_Excerpted passage_
===

Repositioning: The fast track to new anti-malarial medicines?

Julie Lotharius, Francisco Javier Gamo-Benito, Iñigo Angulo-Barturen, Julie Clark, Michele Connelly, Santiago Ferrer-Bazaga, Tanya Parkinson, Pavithra Viswanath, Balachandra Bandodkar, Nikhil Rautela, Sowmya Bharath, Sandra Duffy, Vicky M. Avery, Jörg J. Möhrle, R. Kiplin Guy, Timothy Wells

Research output: Contribution to journalArticlepeer-review

33 Scopus citations


Background: Repositioning of existing drugs has been suggested as a fast track for developing new anti-malarial agents. The compound libraries of GlaxoSmithKline (GSK), Pfizer and AstraZeneca (AZ) comprising drugs that have undergone clinical studies in other therapeutic areas, but not achieved approval, and a set of US Food and Drug Administration (FDA)-approved drugs and other bio-actives were tested against Plasmodium falciparum blood stages. Methods. Molecules were tested initially against erythrocytic co-cultures of P. falciparum to measure proliferation inhibition using one of the following methods: SYBR®I dye DNA staining assay (3D7, K1 or NF54 strains); [ 3H] hypoxanthine radioisotope incorporation assay (3D7 and 3D7A strain); or 4',6-diamidino-2-phenylindole (DAPI) DNA imaging assay (3D7 and Dd2 strains). After review of the available clinical pharmacokinetic and safety data, selected compounds with low μM activity and a suitable clinical profile were tested in vivo either in a Plasmodium berghei four-day test or in the P. falciparum Pf3D70087/N9 huSCID 'humanized' mouse model. Results: Of the compounds included in the GSK and Pfizer sets, 3.8% (9/238) had relevant in vitro anti-malarial activity while 6/100 compounds from the AZ candidate drug library were active. In comparison, around 0.6% (24/3,800) of the FDA-approved drugs and other bio-actives were active. After evaluation of available clinical data, four investigational drugs, active in vitro were tested in the P. falciparum humanized mouse model: UK-112,214 (PAF-H1 inhibitor), CEP-701 (protein kinase inhibitor), CEP-1347 (protein kinase inhibitor), and PSC-833 (p-glycoprotein inhibitor). Only UK-112,214 showed significant efficacy against P. falciparum in vivo, although at high doses (ED90 131.3 mg/kg [95% CI 112.3, 156.7]), and parasitaemia was still present 96 hours after treatment commencement. Of the six actives from the AZ library, two compounds (AZ-1 and AZ-3) were marginally efficacious in vivo in a P. berghei model. Conclusions: Repositioning of existing therapeutics in malaria is an attractive proposal. Compounds active in vitro at μM concentrations were identified. However, therapeutic concentrations may not be effectively achieved in mice or humans because of poor bio-availability and/or safety concerns. Stringent safety requirements for anti-malarial drugs, given their widespread use in children, make this a challenging area in which to reposition therapy.

===

_Information shown_
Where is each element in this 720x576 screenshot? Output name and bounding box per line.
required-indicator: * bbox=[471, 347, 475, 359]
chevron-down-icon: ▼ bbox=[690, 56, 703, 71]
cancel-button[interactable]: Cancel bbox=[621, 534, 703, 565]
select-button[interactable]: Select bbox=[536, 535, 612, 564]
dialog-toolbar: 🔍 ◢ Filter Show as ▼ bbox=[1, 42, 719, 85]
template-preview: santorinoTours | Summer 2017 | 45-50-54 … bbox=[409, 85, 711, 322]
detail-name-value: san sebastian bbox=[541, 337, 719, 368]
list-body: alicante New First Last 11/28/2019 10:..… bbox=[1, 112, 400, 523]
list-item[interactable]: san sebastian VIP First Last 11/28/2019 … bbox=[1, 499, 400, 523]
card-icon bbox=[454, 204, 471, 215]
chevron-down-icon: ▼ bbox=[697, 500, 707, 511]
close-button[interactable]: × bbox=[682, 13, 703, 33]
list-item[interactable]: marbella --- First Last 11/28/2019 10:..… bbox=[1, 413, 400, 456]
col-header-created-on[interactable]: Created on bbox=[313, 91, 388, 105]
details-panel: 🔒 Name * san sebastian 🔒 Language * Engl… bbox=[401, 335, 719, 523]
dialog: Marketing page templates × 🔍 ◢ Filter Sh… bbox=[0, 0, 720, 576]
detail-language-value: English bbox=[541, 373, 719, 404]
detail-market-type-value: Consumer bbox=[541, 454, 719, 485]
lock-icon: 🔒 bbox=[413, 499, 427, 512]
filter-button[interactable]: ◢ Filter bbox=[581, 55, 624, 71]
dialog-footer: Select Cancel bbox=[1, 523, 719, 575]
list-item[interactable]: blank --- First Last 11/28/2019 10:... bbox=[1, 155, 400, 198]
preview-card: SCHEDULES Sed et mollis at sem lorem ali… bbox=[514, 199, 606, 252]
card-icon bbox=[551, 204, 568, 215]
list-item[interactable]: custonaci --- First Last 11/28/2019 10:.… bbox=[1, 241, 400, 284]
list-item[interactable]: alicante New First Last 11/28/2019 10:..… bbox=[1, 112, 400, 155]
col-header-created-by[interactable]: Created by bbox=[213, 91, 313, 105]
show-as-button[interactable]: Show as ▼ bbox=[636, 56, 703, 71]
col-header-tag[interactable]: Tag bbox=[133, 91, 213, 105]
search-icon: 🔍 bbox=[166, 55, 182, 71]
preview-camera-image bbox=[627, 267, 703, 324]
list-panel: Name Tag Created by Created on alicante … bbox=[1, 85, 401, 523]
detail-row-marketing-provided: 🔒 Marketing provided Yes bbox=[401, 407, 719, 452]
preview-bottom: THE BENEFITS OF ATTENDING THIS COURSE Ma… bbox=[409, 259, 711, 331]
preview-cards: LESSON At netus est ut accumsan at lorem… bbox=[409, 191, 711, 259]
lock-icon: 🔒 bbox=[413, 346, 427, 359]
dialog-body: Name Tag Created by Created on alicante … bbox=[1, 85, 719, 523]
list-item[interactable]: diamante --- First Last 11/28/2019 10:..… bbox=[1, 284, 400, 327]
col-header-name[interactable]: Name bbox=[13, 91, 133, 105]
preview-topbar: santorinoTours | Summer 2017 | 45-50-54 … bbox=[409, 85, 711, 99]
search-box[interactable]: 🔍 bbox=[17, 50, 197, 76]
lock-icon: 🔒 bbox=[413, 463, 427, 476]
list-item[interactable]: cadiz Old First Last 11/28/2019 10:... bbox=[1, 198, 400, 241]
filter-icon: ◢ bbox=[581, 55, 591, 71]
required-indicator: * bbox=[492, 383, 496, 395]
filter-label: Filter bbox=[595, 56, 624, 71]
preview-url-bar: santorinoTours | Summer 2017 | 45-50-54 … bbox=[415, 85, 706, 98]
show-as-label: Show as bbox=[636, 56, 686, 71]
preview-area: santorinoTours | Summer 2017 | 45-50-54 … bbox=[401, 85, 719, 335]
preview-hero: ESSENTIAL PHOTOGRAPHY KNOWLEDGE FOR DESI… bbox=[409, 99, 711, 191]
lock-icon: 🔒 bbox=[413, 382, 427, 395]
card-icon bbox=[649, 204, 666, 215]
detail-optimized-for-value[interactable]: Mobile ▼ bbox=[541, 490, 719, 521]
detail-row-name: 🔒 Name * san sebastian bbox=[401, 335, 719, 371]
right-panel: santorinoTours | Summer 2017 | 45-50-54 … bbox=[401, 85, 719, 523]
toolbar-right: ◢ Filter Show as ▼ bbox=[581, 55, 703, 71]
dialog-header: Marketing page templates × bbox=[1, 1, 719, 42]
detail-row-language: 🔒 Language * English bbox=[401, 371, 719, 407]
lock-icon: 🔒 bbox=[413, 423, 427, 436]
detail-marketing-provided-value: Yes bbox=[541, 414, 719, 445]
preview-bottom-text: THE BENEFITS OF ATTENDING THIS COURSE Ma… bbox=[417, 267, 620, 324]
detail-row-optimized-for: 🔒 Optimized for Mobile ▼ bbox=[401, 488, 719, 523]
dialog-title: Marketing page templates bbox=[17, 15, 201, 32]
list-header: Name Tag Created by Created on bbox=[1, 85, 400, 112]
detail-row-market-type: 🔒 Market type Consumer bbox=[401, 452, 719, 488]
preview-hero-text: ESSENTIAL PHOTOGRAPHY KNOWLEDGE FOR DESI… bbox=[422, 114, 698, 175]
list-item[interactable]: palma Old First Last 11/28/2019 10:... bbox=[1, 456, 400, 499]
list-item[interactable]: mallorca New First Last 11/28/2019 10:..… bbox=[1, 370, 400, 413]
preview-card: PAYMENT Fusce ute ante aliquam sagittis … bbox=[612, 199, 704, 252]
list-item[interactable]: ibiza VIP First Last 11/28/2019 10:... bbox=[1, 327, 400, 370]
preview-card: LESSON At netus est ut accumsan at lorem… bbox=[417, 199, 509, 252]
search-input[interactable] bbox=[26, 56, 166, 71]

===

_Exercise requirements_
According to the abstract on repositioning drugs against malaria, which investigational drug showed significant efficacy against P. falciparum in the humanized mouse model? The records play no part in this work.

_Response to this task_
UK-112,214, a PAF-H1 inhibitor.